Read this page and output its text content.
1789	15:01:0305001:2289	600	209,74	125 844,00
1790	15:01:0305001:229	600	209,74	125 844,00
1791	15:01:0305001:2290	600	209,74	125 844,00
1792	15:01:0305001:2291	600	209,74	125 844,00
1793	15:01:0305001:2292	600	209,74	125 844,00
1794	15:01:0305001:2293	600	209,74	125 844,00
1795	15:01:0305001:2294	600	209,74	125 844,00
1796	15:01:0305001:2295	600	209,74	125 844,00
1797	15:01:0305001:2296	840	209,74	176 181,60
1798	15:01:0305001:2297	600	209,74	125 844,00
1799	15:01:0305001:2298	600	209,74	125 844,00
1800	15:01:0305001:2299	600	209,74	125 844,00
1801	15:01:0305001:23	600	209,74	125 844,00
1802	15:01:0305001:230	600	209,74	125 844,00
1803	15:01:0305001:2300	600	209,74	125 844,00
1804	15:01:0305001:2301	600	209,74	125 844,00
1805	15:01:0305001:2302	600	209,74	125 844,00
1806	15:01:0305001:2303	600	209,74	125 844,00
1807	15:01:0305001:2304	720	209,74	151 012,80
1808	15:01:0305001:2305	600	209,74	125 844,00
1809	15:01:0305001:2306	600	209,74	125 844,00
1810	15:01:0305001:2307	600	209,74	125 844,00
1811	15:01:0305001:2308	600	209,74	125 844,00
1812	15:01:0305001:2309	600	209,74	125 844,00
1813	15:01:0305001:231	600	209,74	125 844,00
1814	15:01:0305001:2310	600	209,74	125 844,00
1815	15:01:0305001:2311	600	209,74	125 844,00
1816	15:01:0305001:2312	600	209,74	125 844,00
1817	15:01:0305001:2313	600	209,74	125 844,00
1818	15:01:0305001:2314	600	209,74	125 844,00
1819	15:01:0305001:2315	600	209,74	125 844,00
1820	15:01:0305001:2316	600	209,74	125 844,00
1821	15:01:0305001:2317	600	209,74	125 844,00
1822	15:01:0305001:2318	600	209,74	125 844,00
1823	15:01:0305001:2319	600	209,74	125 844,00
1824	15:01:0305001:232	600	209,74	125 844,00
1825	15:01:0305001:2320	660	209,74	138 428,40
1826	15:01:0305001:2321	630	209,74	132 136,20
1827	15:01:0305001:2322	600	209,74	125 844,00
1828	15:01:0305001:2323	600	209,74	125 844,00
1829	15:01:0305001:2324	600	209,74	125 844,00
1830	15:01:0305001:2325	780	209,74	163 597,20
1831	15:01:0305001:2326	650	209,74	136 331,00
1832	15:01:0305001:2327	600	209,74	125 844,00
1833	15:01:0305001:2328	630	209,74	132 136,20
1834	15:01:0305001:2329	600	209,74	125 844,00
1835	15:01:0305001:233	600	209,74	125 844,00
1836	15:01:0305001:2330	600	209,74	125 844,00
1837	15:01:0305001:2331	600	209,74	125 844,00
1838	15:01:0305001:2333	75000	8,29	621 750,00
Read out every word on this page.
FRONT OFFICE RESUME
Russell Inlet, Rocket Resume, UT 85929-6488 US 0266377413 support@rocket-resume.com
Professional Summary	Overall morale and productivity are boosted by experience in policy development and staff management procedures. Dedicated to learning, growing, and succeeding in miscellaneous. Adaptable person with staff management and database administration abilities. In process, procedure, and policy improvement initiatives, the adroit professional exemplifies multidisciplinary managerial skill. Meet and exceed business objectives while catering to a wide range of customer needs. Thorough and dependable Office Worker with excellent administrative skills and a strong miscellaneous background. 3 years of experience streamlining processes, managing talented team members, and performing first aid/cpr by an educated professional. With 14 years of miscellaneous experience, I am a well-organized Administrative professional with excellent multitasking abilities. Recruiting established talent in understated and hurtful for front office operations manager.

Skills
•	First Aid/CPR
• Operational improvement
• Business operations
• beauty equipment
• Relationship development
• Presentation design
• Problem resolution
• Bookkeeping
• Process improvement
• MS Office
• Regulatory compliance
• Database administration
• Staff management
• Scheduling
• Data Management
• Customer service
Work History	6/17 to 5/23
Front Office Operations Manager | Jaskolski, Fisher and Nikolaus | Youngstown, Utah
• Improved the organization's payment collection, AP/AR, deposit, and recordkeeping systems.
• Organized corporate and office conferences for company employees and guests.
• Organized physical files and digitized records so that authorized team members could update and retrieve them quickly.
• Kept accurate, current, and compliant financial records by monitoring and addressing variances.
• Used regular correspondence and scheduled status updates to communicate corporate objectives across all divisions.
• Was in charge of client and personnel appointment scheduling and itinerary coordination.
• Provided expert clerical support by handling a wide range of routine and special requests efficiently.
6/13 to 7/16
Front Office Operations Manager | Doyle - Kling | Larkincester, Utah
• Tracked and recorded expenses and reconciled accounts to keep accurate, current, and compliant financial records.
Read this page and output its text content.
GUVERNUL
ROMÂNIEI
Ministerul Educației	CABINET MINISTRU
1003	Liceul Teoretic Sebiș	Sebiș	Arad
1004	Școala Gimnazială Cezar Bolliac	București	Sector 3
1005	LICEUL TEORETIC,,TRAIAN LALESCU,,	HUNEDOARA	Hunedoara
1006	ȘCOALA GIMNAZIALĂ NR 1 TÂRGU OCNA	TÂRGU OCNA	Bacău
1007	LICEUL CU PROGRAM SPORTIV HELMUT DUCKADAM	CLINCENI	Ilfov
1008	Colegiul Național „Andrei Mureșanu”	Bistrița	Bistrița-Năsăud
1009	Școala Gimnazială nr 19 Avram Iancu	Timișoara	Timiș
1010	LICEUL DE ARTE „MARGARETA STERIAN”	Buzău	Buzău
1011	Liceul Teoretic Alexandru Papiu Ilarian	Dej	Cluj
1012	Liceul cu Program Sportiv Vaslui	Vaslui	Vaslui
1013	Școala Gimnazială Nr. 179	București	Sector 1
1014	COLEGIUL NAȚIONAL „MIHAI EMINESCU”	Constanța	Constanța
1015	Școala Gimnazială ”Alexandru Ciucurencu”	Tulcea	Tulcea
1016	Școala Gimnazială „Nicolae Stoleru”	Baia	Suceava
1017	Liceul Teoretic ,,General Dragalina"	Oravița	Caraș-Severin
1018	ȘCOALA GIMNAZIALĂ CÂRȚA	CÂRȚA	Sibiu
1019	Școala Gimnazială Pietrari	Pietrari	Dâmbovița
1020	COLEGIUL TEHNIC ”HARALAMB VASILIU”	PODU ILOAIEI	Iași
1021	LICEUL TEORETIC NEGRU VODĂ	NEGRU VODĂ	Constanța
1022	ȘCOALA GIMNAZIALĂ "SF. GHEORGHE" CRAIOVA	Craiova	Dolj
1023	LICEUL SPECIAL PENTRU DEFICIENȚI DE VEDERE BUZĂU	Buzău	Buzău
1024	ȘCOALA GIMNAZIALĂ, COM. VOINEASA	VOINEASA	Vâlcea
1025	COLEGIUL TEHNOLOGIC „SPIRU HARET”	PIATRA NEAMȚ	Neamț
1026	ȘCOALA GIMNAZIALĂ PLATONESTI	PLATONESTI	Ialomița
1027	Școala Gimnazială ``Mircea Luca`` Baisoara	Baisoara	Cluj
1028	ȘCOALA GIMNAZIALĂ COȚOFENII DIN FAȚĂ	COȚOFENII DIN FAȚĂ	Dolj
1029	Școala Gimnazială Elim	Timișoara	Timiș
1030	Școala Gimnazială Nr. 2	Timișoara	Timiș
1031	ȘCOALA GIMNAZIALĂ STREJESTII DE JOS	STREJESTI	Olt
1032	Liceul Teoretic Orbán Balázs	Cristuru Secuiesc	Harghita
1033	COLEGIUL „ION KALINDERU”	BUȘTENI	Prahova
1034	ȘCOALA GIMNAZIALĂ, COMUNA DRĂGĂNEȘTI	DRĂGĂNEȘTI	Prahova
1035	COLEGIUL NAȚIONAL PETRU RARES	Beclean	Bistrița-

------

Look through the entries above; copy every line holding the string "Dolj".

** REPLY **
1022	ȘCOALA GIMNAZIALĂ "SF. GHEORGHE" CRAIOVA	Craiova	Dolj
1028	ȘCOALA GIMNAZIALĂ COȚOFENII DIN FAȚĂ	COȚOFENII DIN FAȚĂ	Dolj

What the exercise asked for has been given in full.